Requests>
a. Answer these questions about the comment thread, each on its own line:
(i) Which company does JerseyJeffersonian name as an example of censorship changing a corporation?
(ii) For how many years does micah pyre say the symbiotic relationship has existed?
(iii) Which country does the last comment give as a good illustration of the battle of West against the South?
b. Continue the comment thread about Israel and U.S. policy from its last sentence onward.

Source excerpt>
======

Do those who play ball with authoritarian states like China have a deep fund of principles? An open question.

Acceptance of torture changes a society. Acceptance of censorship also changes a society (or a corporation...I'm lookin' at you, Google). Looks like the infowars are here for real, although Chris Floyd could probably tell us a thing or two about that already.

Posted by: JerseyJeffersonian at April 10, 2009 04:00 PM

seems to me that AIPAC and Israel don't have people in Congress unless the people in Congress want them to have that say. it's not really about money, it's not just the money. Israel serves strategic purposes for the USA, and it's not really a matter of persuading Congresscritters to help Israel. that sort of persuasion isn't based on Israel qua Israel, but rather, it's about what Israel does for Uncle Sambo... (or is it Uncle Shmuel?)

for sure, relative to other nations, Israel has the Congresscritters' ears in unbelievable disproportion. but it's really about what Israel can do for us. such as, torture via Shin Bet and Mossad (who trained Abu Ghraib & Gitmo grunts, bulls, and mercenaries)... development of espionage technologies... Israel doing dirty work for the USA, in exchange for which we're running a pipeline to an Israeli port destination and paying Israel handsomely for that privilege. the list goes on.

other nations could create an AIPAC analogue and throw coins, paper money, trinkets and pirate booty at the Congresscritters, but the end result wouldn't be the same if those other nations couldn't provide for the USA what Israel provides for the USA.

I don't approve of any aspect of the Israel - USA relatiionship, and I think Israel behaves as a thuggish murderer and serial psychopath on the global stage. so my point here isn't to rehab Israel's reputation, it's to say that our Fed Govt high-muckety-mucks give Israel so much leeway because Israel does a lot for Uncle Shmuel, it's a symbiotic relationship that has existed for 60 years.

Posted by: micah pyre at April 10, 2009 11:06 PM

Micah,I've been meaning to ask this,but what sort of solution to the conflict do you want?

Posted by: Jenny at April 11, 2009 12:49 AM

The battle of West against the South is alive and kicking, but the methods are different; Egypt is a good illustration.

These days you control the South by deputizing and supporting local SOBs, not by direct colonization; Israel is probably the last enterprise of that sort.

The direct colonization method has been removed from the arsenal because it's not acceptable anymore; Western populations don't approve.

Zionism has been so far a successful cover for the old-style colonialism because it's cooked up an elaborative narrative, or rather a whole suit of narratives for, pretty much, every dopey consumer out there. From biblical lunacy, to "the only democracy", to islamophobic bigotry, to artful victimology (that we often see on these pages).

======

Provided material>
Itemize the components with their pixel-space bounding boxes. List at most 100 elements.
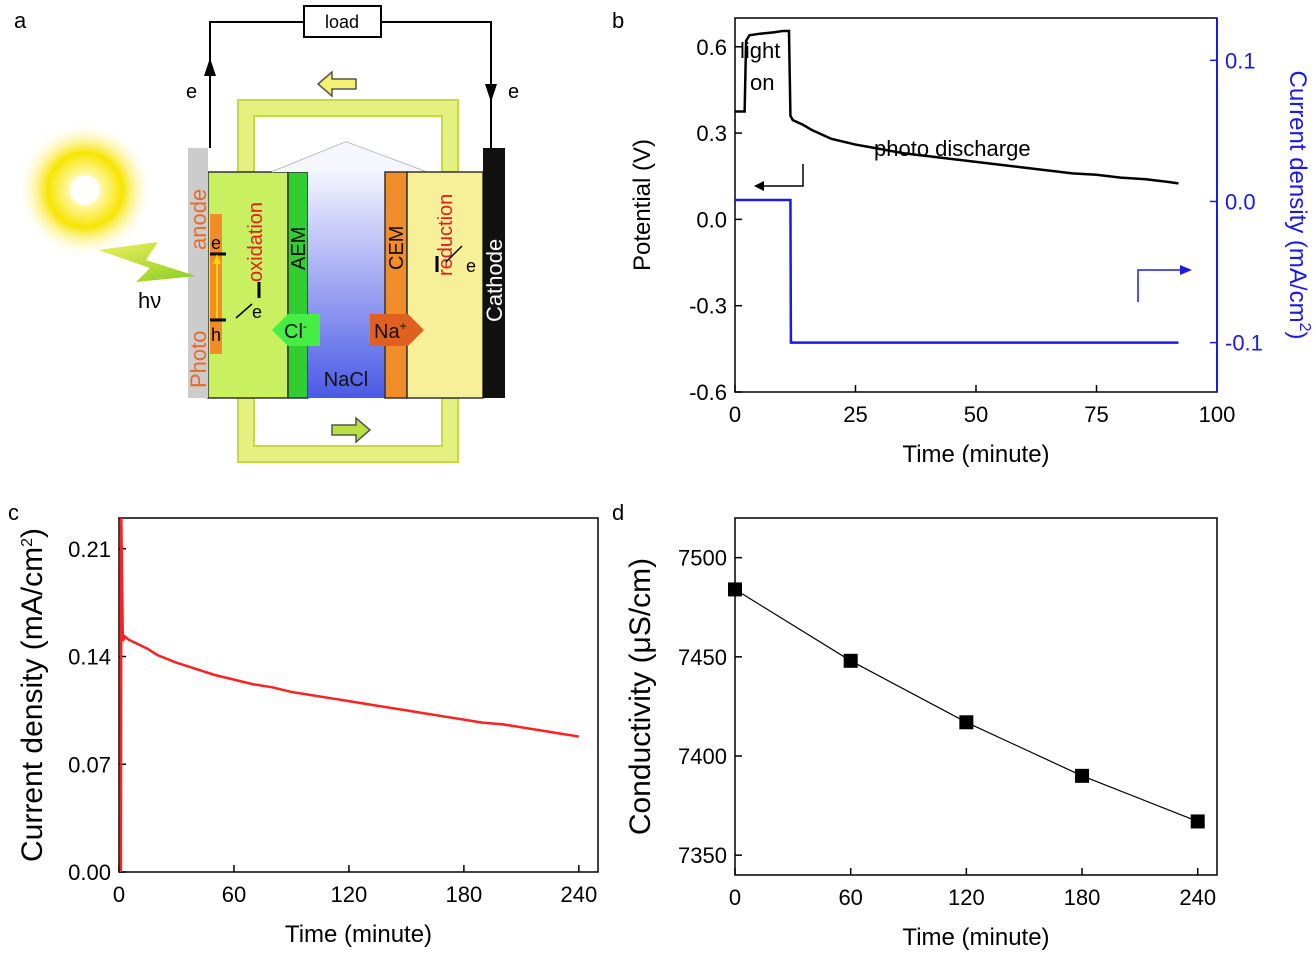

======

Written answers>
a.
(i) Google
(ii) 60 years
(iii) Egypt

b.
That's all. As old narratives fade away Zionists modify them or invent new ones. As long as it works, Zionists will manage; as soon as they run out of bullshit stories they will find their rightful place in the garbage dump of history.

Posted by: abb1 at April 11, 2009 02:42 PM

I completely degree with the statement "US support for Israel does not require AIPAC."

Do you really believe that support for Israel would be this deep without a coordinated and well-funded effort to maintain a very right-wing Zionist stranglehold on American foreign policy? Your polls on support among Americans for Israeli activities belie your point on the necessity of AIPAC; if the people who elect are against Israeli actions, then why are the elected so adamantly and unabashedly pro-Israel? (Again, maybe we are missing a vital step, that in American democracy true power resides in the people in-between the voters and the elected -- the people and organizations who fund the elected and keep the blinders on the voters).

Posted by: alec at April 11, 2009 11:25 PM

@abb1:

Well put. The art of Zionism (and what many on the Left should possibly take note) is how fluidly it transforms from one narrative to the other. It has been an incredible 60+ year con.

Posted by: alec at April 11, 2009 11:29 PM

@Jenny
I thought I had made a pretty good distinction between Jews (in general) and Zionists in my post...?

Roughly quote from my blog; "Jews are Germans, the Israelian Army is Wehrmacht and Zionists are Nazis"...

At least that was my intention!

PS!
I absolutely *LOVE* Noam Chomsky. He's definitely a Jew. AND he is *extremely* opposing against Zionism...

Posted by: Thomas Hansen at April 12, 2009 09:06 AM

Actually, Chomsky was a Zionist as a youth and can still be relatively weak on the merits of Zionism (he is mostly outspoken on the treatment of Palestinians).

From an interview:

"QUESTION: Does Zionism have anything to do with the fate of the Palestinians?

CHOMSKY: This is a very complex problem. It depends on what you mean by Zionism. I was a Zionist activist in my youth. For me, Zionism meant opposition to a Jewish state. The Zionist movement did not come out officially in favor of a Jewish state until 1942. Before this it was merely the intent of the Zionist leadership. The Zionist movement for a long time stood against the establishment of a Jewish state because such a state would be discriminatory and racist. "

Posted by: alec at April 12, 2009 09:41 AM

The Zionist movement for a long time stood against the establishment of a Jewish state because such a state would be discriminatory and racist.

It appears that what he describes as back-in-the-day "the Zionist movement" today is, in fact, pretty much the definition of the anti-Zionist movement.

In general, I noticed, Chomsky almost always takes this line: Israel is but American outpost and military base in the Middle East. Which maybe a valid angle, but a bit too distant a view for my taste.

Posted by: abb1 at April 12, 2009 11:12 AM

I'm apathetic about the Israeli-Palestinian conflict. I'm bored of it. I'm tired of it. I didn't read most of the post above. I didn't read any of the comments below it.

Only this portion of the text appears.